- Records shown -
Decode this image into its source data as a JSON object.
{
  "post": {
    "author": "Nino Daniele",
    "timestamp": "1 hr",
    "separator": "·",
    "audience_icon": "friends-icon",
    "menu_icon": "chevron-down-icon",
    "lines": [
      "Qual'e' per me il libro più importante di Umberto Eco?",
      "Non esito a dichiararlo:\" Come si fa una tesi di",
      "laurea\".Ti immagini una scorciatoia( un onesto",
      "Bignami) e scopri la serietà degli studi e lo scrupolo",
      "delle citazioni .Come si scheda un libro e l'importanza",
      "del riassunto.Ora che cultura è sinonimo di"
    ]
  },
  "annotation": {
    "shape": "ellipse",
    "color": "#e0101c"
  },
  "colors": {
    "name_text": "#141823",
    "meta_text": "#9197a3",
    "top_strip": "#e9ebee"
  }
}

- Exercise task -
Return the entries above exactly as they appear.

- Exercise result -
Decode this image into its source data as a JSON object.
{
  "post": {
    "author": "Nino Daniele",
    "timestamp": "1 hr",
    "separator": "·",
    "audience_icon": "friends-icon",
    "menu_icon": "chevron-down-icon",
    "lines": [
      "Qual'e' per me il libro più importante di Umberto Eco?",
      "Non esito a dichiararlo:\" Come si fa una tesi di",
      "laurea\".Ti immagini una scorciatoia( un onesto",
      "Bignami) e scopri la serietà degli studi e lo scrupolo",
      "delle citazioni .Come si scheda un libro e l'importanza",
      "del riassunto.Ora che cultura è sinonimo di"
    ]
  },
  "annotation": {
    "shape": "ellipse",
    "color": "#e0101c"
  },
  "colors": {
    "name_text": "#141823",
    "meta_text": "#9197a3",
    "top_strip": "#e9ebee"
  }
}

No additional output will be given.